Stated problem
Echo the rows below verbatim, starting with the line that contains "candle-body-66 <box>378 154 382 161</box>" and going on through the line that contains "sma200-name: SMA (200)", both included.

Stored records
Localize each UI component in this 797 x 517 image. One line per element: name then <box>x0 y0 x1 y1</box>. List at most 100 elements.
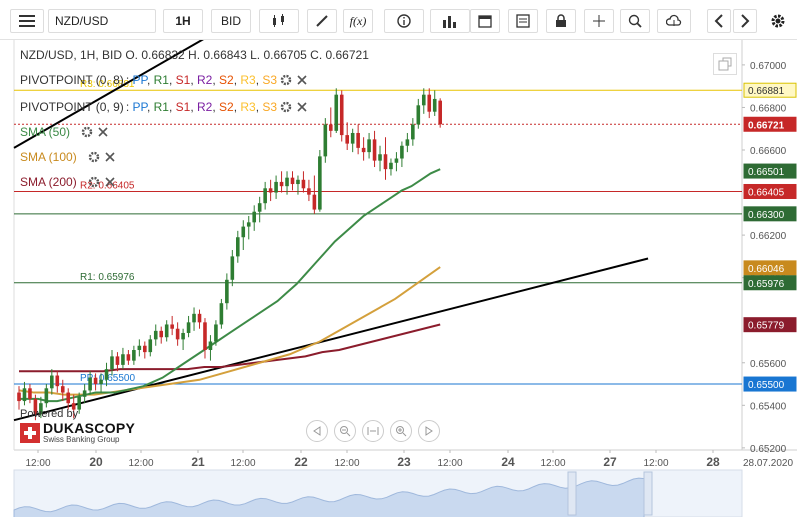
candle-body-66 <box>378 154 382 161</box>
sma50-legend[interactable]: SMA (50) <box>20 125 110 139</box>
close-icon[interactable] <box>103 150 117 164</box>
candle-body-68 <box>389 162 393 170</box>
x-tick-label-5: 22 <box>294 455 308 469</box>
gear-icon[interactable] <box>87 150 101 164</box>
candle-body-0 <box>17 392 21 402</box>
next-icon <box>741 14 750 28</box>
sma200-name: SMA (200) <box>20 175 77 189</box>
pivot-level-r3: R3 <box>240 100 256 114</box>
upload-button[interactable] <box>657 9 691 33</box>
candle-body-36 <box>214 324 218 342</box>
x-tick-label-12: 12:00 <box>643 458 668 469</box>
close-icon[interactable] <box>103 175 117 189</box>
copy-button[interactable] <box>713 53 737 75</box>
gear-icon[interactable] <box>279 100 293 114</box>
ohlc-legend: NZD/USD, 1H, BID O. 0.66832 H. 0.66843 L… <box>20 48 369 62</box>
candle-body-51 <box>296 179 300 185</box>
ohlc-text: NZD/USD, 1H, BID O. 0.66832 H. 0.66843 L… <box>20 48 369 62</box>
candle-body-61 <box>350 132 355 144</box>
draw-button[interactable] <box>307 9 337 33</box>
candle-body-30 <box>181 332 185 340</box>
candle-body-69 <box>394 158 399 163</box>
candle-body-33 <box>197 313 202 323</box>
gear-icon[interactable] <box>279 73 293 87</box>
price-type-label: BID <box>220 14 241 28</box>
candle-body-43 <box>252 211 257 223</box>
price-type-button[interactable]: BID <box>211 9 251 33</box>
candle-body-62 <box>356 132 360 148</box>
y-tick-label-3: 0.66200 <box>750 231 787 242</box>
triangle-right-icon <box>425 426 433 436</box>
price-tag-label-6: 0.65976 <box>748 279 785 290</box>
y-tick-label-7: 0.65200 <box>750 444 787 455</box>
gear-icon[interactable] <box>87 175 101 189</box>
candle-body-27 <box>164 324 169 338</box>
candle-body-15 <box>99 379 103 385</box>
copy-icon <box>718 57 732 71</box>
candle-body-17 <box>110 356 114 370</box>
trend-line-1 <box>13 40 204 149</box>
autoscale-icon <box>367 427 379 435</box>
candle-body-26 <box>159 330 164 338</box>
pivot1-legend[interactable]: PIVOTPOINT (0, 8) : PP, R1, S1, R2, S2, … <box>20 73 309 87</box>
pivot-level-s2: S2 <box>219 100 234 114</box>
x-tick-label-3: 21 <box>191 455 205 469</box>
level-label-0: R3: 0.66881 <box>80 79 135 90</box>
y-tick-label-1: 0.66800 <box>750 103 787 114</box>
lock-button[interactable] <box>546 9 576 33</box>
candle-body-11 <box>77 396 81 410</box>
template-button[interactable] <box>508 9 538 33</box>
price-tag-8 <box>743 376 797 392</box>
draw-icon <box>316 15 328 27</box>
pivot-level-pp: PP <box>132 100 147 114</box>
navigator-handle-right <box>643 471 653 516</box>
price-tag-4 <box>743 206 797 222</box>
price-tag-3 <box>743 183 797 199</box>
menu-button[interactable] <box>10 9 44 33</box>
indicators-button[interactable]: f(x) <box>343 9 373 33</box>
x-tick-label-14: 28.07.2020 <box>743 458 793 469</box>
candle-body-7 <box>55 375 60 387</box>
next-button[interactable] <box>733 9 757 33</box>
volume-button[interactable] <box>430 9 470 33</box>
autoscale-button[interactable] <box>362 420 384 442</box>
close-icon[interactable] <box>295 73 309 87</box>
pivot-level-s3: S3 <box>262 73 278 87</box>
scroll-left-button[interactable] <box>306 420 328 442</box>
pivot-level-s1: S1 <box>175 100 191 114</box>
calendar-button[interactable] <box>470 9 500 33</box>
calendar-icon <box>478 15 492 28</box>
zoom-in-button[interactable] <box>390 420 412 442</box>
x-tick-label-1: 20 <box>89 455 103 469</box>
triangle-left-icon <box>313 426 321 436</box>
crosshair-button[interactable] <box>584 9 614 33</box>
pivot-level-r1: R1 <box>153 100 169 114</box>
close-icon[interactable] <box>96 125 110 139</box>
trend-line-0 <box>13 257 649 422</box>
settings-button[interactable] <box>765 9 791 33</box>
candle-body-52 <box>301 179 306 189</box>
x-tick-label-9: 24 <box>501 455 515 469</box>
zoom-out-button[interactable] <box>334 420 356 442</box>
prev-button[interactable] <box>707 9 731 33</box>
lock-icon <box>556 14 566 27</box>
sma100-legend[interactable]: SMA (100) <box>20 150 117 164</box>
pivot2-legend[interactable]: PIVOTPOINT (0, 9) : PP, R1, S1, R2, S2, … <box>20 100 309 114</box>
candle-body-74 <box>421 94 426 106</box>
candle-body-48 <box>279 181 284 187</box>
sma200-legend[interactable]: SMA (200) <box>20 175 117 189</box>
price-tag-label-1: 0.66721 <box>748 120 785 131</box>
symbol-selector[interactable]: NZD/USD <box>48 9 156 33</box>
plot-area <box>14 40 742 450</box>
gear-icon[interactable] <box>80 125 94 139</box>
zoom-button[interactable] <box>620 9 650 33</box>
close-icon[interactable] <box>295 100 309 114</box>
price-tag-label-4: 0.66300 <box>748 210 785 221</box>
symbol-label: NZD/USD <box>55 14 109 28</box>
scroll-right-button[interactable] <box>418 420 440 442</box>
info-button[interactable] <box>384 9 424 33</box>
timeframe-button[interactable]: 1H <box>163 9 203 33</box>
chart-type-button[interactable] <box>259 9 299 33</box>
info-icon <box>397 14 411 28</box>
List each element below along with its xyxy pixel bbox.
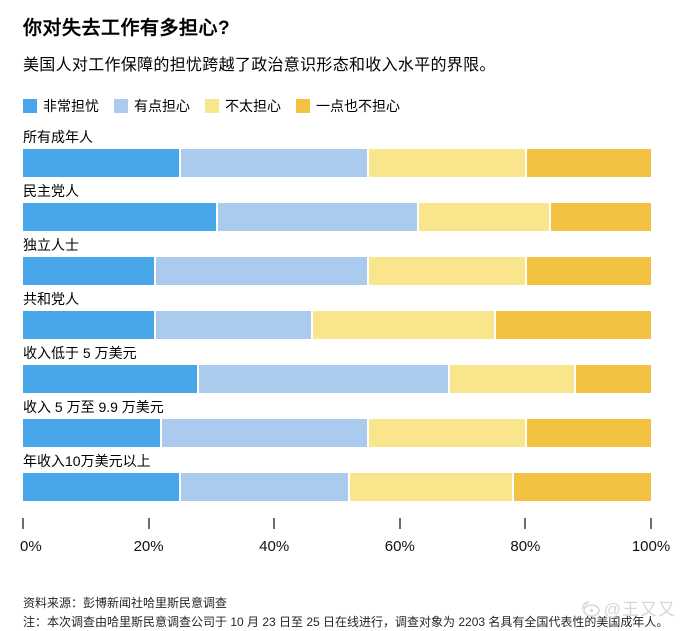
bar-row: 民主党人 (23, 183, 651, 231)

Result
candle-body-66 <box>378 154 382 161</box>
sma50-legend[interactable]: SMA (50) <box>20 125 110 139</box>
close-icon[interactable] <box>103 150 117 164</box>
candle-body-68 <box>389 162 393 170</box>
x-tick-label-5: 22 <box>294 455 308 469</box>
gear-icon[interactable] <box>87 150 101 164</box>
candle-body-0 <box>17 392 21 402</box>
next-icon <box>741 14 750 28</box>
sma200-name: SMA (200) <box>20 175 77 189</box>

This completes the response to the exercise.